* [JOB] Pictures do not belong in the copy; transcribe everything else in the records exactly.

====== RECORDS PROVIDED

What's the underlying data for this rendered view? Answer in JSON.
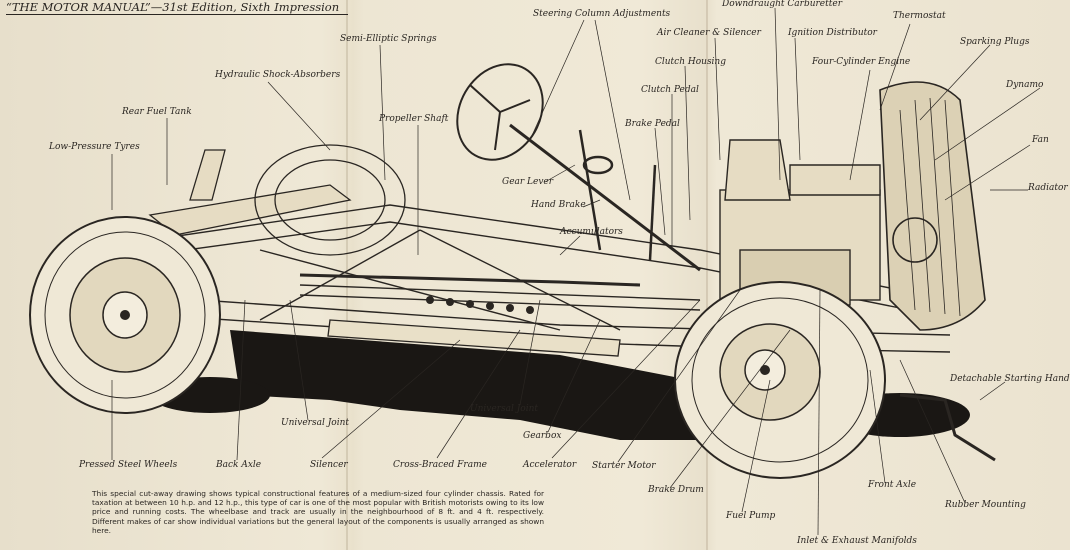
{
  "header": {
    "title": "“THE MOTOR MANUAL”—31st Edition, Sixth Impression"
  },
  "labels": {
    "steering_column": "Steering Column Adjustments",
    "downdraught_carburetter": "Downdraught Carburetter",
    "thermostat": "Thermostat",
    "air_cleaner": "Air Cleaner & Silencer",
    "ignition_distributor": "Ignition Distributor",
    "semi_elliptic_springs": "Semi-Elliptic Springs",
    "sparking_plugs": "Sparking Plugs",
    "hydraulic_shock_absorbers": "Hydraulic Shock-Absorbers",
    "clutch_housing": "Clutch Housing",
    "four_cylinder_engine": "Four-Cylinder Engine",
    "dynamo": "Dynamo",
    "rear_fuel_tank": "Rear Fuel Tank",
    "clutch_pedal": "Clutch Pedal",
    "propeller_shaft": "Propeller Shaft",
    "brake_pedal": "Brake Pedal",
    "fan": "Fan",
    "low_pressure_tyres": "Low-Pressure Tyres",
    "radiator": "Radiator",
    "gear_lever": "Gear Lever",
    "hand_brake": "Hand Brake",
    "accumulators": "Accumulators",
    "detachable_starting_handle": "Detachable Starting Handle",
    "universal_joint_rear": "Universal Joint",
    "universal_joint_mid": "Universal Joint",
    "gearbox": "Gearbox",
    "pressed_steel_wheels": "Pressed Steel Wheels",
    "back_axle": "Back Axle",
    "silencer": "Silencer",
    "cross_braced_frame": "Cross-Braced Frame",
    "accelerator": "Accelerator",
    "starter_motor": "Starter Motor",
    "front_axle": "Front Axle",
    "brake_drum": "Brake Drum",
    "rubber_mounting": "Rubber Mounting",
    "fuel_pump": "Fuel Pump",
    "inlet_exhaust_manifolds": "Inlet & Exhaust Manifolds"
  },
  "caption": "This special cut-away drawing shows typical constructional features of a medium-sized four cylinder chassis. Rated for taxation at between 10 h.p. and 12 h.p., this type of car is one of the most popular with British motorists owing to its low price and running costs. The wheelbase and track are usually in the neighbourhood of 8 ft. and 4 ft. respectively. Different makes of car show individual variations but the general layout of the components is usually arranged as shown here.",
  "colors": {
    "paper": "#ece5d3",
    "ink": "#2a2622",
    "shadow": "#1a1714"
  }
}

============

* [EXPECTED ANSWER]
What's the underlying data for this rendered view? Answer in JSON.
{
  "header": {
    "title": "“THE MOTOR MANUAL”—31st Edition, Sixth Impression"
  },
  "labels": {
    "steering_column": "Steering Column Adjustments",
    "downdraught_carburetter": "Downdraught Carburetter",
    "thermostat": "Thermostat",
    "air_cleaner": "Air Cleaner & Silencer",
    "ignition_distributor": "Ignition Distributor",
    "semi_elliptic_springs": "Semi-Elliptic Springs",
    "sparking_plugs": "Sparking Plugs",
    "hydraulic_shock_absorbers": "Hydraulic Shock-Absorbers",
    "clutch_housing": "Clutch Housing",
    "four_cylinder_engine": "Four-Cylinder Engine",
    "dynamo": "Dynamo",
    "rear_fuel_tank": "Rear Fuel Tank",
    "clutch_pedal": "Clutch Pedal",
    "propeller_shaft": "Propeller Shaft",
    "brake_pedal": "Brake Pedal",
    "fan": "Fan",
    "low_pressure_tyres": "Low-Pressure Tyres",
    "radiator": "Radiator",
    "gear_lever": "Gear Lever",
    "hand_brake": "Hand Brake",
    "accumulators": "Accumulators",
    "detachable_starting_handle": "Detachable Starting Handle",
    "universal_joint_rear": "Universal Joint",
    "universal_joint_mid": "Universal Joint",
    "gearbox": "Gearbox",
    "pressed_steel_wheels": "Pressed Steel Wheels",
    "back_axle": "Back Axle",
    "silencer": "Silencer",
    "cross_braced_frame": "Cross-Braced Frame",
    "accelerator": "Accelerator",
    "starter_motor": "Starter Motor",
    "front_axle": "Front Axle",
    "brake_drum": "Brake Drum",
    "rubber_mounting": "Rubber Mounting",
    "fuel_pump": "Fuel Pump",
    "inlet_exhaust_manifolds": "Inlet & Exhaust Manifolds"
  },
  "caption": "This special cut-away drawing shows typical constructional features of a medium-sized four cylinder chassis. Rated for taxation at between 10 h.p. and 12 h.p., this type of car is one of the most popular with British motorists owing to its low price and running costs. The wheelbase and track are usually in the neighbourhood of 8 ft. and 4 ft. respectively. Different makes of car show individual variations but the general layout of the components is usually arranged as shown here.",
  "colors": {
    "paper": "#ece5d3",
    "ink": "#2a2622",
    "shadow": "#1a1714"
  }
}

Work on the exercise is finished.